## Your task
Reproduce each line exactly. Skip none.

## Material supplied
-.-.-

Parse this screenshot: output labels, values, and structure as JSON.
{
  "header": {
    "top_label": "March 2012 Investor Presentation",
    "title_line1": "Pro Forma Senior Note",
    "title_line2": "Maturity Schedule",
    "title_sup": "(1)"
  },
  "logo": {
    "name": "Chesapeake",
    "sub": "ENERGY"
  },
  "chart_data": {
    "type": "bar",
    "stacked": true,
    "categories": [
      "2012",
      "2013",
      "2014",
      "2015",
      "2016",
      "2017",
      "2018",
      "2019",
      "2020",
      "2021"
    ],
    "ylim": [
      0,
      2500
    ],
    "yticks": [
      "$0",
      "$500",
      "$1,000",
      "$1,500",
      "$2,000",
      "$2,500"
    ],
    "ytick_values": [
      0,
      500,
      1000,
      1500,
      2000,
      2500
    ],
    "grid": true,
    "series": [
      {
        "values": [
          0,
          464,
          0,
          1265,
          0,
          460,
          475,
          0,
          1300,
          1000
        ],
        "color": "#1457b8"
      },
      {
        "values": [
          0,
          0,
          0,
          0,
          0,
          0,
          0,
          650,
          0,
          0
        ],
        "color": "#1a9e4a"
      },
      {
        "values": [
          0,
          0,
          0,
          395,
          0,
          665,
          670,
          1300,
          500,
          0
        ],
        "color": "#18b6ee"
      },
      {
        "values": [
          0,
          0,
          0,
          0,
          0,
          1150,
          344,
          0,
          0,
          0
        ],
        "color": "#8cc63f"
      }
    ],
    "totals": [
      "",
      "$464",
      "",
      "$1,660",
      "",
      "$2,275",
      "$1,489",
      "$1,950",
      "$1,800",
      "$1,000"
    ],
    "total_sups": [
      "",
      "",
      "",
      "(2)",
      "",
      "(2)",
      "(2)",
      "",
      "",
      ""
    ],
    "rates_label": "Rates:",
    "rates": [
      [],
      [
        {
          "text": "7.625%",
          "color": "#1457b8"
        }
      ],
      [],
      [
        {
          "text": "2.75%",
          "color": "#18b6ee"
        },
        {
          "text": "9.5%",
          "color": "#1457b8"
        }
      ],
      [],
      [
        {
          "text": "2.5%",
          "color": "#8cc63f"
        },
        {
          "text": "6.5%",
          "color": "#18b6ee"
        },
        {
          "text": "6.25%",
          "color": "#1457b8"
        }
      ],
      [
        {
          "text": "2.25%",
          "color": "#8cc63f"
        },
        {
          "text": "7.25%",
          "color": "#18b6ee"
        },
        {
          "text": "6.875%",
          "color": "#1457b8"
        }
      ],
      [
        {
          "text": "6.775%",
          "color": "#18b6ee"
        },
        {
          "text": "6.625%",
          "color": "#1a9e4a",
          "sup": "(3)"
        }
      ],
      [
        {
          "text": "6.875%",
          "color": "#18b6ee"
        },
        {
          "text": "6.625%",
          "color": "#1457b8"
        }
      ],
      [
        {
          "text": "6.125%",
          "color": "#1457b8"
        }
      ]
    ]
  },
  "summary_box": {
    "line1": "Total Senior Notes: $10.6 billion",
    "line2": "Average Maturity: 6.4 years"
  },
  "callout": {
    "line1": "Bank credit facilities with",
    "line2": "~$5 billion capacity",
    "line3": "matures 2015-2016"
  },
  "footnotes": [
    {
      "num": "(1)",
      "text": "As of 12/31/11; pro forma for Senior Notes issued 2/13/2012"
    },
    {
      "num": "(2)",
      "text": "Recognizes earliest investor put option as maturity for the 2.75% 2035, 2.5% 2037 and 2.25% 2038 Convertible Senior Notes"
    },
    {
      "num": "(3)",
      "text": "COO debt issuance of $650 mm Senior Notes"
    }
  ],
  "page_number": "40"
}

-.-.-

## Written response
Parse this screenshot: output labels, values, and structure as JSON.
{
  "header": {
    "top_label": "March 2012 Investor Presentation",
    "title_line1": "Pro Forma Senior Note",
    "title_line2": "Maturity Schedule",
    "title_sup": "(1)"
  },
  "logo": {
    "name": "Chesapeake",
    "sub": "ENERGY"
  },
  "chart_data": {
    "type": "bar",
    "stacked": true,
    "categories": [
      "2012",
      "2013",
      "2014",
      "2015",
      "2016",
      "2017",
      "2018",
      "2019",
      "2020",
      "2021"
    ],
    "ylim": [
      0,
      2500
    ],
    "yticks": [
      "$0",
      "$500",
      "$1,000",
      "$1,500",
      "$2,000",
      "$2,500"
    ],
    "ytick_values": [
      0,
      500,
      1000,
      1500,
      2000,
      2500
    ],
    "grid": true,
    "series": [
      {
        "values": [
          0,
          464,
          0,
          1265,
          0,
          460,
          475,
          0,
          1300,
          1000
        ],
        "color": "#1457b8"
      },
      {
        "values": [
          0,
          0,
          0,
          0,
          0,
          0,
          0,
          650,
          0,
          0
        ],
        "color": "#1a9e4a"
      },
      {
        "values": [
          0,
          0,
          0,
          395,
          0,
          665,
          670,
          1300,
          500,
          0
        ],
        "color": "#18b6ee"
      },
      {
        "values": [
          0,
          0,
          0,
          0,
          0,
          1150,
          344,
          0,
          0,
          0
        ],
        "color": "#8cc63f"
      }
    ],
    "totals": [
      "",
      "$464",
      "",
      "$1,660",
      "",
      "$2,275",
      "$1,489",
      "$1,950",
      "$1,800",
      "$1,000"
    ],
    "total_sups": [
      "",
      "",
      "",
      "(2)",
      "",
      "(2)",
      "(2)",
      "",
      "",
      ""
    ],
    "rates_label": "Rates:",
    "rates": [
      [],
      [
        {
          "text": "7.625%",
          "color": "#1457b8"
        }
      ],
      [],
      [
        {
          "text": "2.75%",
          "color": "#18b6ee"
        },
        {
          "text": "9.5%",
          "color": "#1457b8"
        }
      ],
      [],
      [
        {
          "text": "2.5%",
          "color": "#8cc63f"
        },
        {
          "text": "6.5%",
          "color": "#18b6ee"
        },
        {
          "text": "6.25%",
          "color": "#1457b8"
        }
      ],
      [
        {
          "text": "2.25%",
          "color": "#8cc63f"
        },
        {
          "text": "7.25%",
          "color": "#18b6ee"
        },
        {
          "text": "6.875%",
          "color": "#1457b8"
        }
      ],
      [
        {
          "text": "6.775%",
          "color": "#18b6ee"
        },
        {
          "text": "6.625%",
          "color": "#1a9e4a",
          "sup": "(3)"
        }
      ],
      [
        {
          "text": "6.875%",
          "color": "#18b6ee"
        },
        {
          "text": "6.625%",
          "color": "#1457b8"
        }
      ],
      [
        {
          "text": "6.125%",
          "color": "#1457b8"
        }
      ]
    ]
  },
  "summary_box": {
    "line1": "Total Senior Notes: $10.6 billion",
    "line2": "Average Maturity: 6.4 years"
  },
  "callout": {
    "line1": "Bank credit facilities with",
    "line2": "~$5 billion capacity",
    "line3": "matures 2015-2016"
  },
  "footnotes": [
    {
      "num": "(1)",
      "text": "As of 12/31/11; pro forma for Senior Notes issued 2/13/2012"
    },
    {
      "num": "(2)",
      "text": "Recognizes earliest investor put option as maturity for the 2.75% 2035, 2.5% 2037 and 2.25% 2038 Convertible Senior Notes"
    },
    {
      "num": "(3)",
      "text": "COO debt issuance of $650 mm Senior Notes"
    }
  ],
  "page_number": "40"
}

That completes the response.